» INSTRUCTIONS TO FOLLOW
Reproduce each entry below exactly as it appears.

» SUPPLIED DATA
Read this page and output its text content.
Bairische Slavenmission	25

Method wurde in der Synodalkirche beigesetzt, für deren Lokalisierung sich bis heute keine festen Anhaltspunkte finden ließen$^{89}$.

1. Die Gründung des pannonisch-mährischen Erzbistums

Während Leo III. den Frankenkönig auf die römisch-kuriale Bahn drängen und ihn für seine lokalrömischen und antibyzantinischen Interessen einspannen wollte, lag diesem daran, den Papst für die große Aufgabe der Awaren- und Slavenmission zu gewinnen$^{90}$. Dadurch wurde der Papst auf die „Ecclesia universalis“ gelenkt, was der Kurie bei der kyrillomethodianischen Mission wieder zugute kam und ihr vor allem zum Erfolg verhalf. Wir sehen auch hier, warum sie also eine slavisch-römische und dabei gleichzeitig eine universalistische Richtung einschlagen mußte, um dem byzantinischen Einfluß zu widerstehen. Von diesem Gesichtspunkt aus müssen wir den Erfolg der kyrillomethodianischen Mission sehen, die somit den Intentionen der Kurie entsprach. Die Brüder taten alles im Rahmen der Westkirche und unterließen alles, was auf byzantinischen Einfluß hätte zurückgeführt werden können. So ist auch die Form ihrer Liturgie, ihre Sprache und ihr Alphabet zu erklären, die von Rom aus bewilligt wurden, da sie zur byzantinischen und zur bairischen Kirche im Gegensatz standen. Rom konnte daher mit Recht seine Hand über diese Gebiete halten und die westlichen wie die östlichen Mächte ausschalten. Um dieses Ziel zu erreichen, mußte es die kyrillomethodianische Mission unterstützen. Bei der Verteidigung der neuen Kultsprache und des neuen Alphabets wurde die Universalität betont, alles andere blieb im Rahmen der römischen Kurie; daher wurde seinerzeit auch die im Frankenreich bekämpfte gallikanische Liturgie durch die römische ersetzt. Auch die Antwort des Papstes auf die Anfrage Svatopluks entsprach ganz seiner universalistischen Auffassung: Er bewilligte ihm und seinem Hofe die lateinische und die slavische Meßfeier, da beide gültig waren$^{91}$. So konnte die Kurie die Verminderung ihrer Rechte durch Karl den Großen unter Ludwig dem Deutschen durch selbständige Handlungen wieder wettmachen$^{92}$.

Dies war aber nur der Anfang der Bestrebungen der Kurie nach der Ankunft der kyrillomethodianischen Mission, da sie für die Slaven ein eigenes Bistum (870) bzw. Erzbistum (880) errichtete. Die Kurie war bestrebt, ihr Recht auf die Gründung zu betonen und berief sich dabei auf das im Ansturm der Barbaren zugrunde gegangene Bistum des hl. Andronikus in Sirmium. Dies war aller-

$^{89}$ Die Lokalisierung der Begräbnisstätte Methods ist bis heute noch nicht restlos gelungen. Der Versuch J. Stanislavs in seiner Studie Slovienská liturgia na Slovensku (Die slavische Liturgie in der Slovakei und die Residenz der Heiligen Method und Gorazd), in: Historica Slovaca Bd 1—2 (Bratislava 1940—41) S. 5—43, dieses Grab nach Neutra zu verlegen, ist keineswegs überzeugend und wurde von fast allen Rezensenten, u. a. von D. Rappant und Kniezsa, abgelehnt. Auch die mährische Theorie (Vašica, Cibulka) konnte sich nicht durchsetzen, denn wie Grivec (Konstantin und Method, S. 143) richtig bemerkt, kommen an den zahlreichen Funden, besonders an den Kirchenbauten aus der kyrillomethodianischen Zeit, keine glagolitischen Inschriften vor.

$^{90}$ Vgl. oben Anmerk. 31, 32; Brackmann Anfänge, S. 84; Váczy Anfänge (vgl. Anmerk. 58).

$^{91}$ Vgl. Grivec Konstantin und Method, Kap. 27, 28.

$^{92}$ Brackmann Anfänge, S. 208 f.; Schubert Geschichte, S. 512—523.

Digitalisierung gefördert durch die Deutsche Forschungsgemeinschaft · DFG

» ANSWER
Read this page and output its text content.
Bairische Slavenmission	25

Method wurde in der Synodalkirche beigesetzt, für deren Lokalisierung sich bis heute keine festen Anhaltspunkte finden ließen$^{89}$.

1. Die Gründung des pannonisch-mährischen Erzbistums

Während Leo III. den Frankenkönig auf die römisch-kuriale Bahn drängen und ihn für seine lokalrömischen und antibyzantinischen Interessen einspannen wollte, lag diesem daran, den Papst für die große Aufgabe der Awaren- und Slavenmission zu gewinnen$^{90}$. Dadurch wurde der Papst auf die „Ecclesia universalis“ gelenkt, was der Kurie bei der kyrillomethodianischen Mission wieder zugute kam und ihr vor allem zum Erfolg verhalf. Wir sehen auch hier, warum sie also eine slavisch-römische und dabei gleichzeitig eine universalistische Richtung einschlagen mußte, um dem byzantinischen Einfluß zu widerstehen. Von diesem Gesichtspunkt aus müssen wir den Erfolg der kyrillomethodianischen Mission sehen, die somit den Intentionen der Kurie entsprach. Die Brüder taten alles im Rahmen der Westkirche und unterließen alles, was auf byzantinischen Einfluß hätte zurückgeführt werden können. So ist auch die Form ihrer Liturgie, ihre Sprache und ihr Alphabet zu erklären, die von Rom aus bewilligt wurden, da sie zur byzantinischen und zur bairischen Kirche im Gegensatz standen. Rom konnte daher mit Recht seine Hand über diese Gebiete halten und die westlichen wie die östlichen Mächte ausschalten. Um dieses Ziel zu erreichen, mußte es die kyrillomethodianische Mission unterstützen. Bei der Verteidigung der neuen Kultsprache und des neuen Alphabets wurde die Universalität betont, alles andere blieb im Rahmen der römischen Kurie; daher wurde seinerzeit auch die im Frankenreich bekämpfte gallikanische Liturgie durch die römische ersetzt. Auch die Antwort des Papstes auf die Anfrage Svatopluks entsprach ganz seiner universalistischen Auffassung: Er bewilligte ihm und seinem Hofe die lateinische und die slavische Meßfeier, da beide gültig waren$^{91}$. So konnte die Kurie die Verminderung ihrer Rechte durch Karl den Großen unter Ludwig dem Deutschen durch selbständige Handlungen wieder wettmachen$^{92}$.

Dies war aber nur der Anfang der Bestrebungen der Kurie nach der Ankunft der kyrillomethodianischen Mission, da sie für die Slaven ein eigenes Bistum (870) bzw. Erzbistum (880) errichtete. Die Kurie war bestrebt, ihr Recht auf die Gründung zu betonen und berief sich dabei auf das im Ansturm der Barbaren zugrunde gegangene Bistum des hl. Andronikus in Sirmium. Dies war aller-

$^{89}$ Die Lokalisierung der Begräbnisstätte Methods ist bis heute noch nicht restlos gelungen. Der Versuch J. Stanislavs in seiner Studie Slovienská liturgia na Slovensku (Die slavische Liturgie in der Slovakei und die Residenz der Heiligen Method und Gorazd), in: Historica Slovaca Bd 1—2 (Bratislava 1940—41) S. 5—43, dieses Grab nach Neutra zu verlegen, ist keineswegs überzeugend und wurde von fast allen Rezensenten, u. a. von D. Rappant und Kniezsa, abgelehnt. Auch die mährische Theorie (Vašica, Cibulka) konnte sich nicht durchsetzen, denn wie Grivec (Konstantin und Method, S. 143) richtig bemerkt, kommen an den zahlreichen Funden, besonders an den Kirchenbauten aus der kyrillomethodianischen Zeit, keine glagolitischen Inschriften vor.

$^{90}$ Vgl. oben Anmerk. 31, 32; Brackmann Anfänge, S. 84; Váczy Anfänge (vgl. Anmerk. 58).

$^{91}$ Vgl. Grivec Konstantin und Method, Kap. 27, 28.

$^{92}$ Brackmann Anfänge, S. 208 f.; Schubert Geschichte, S. 512—523.

Digitalisierung gefördert durch die Deutsche Forschungsgemeinschaft · DFG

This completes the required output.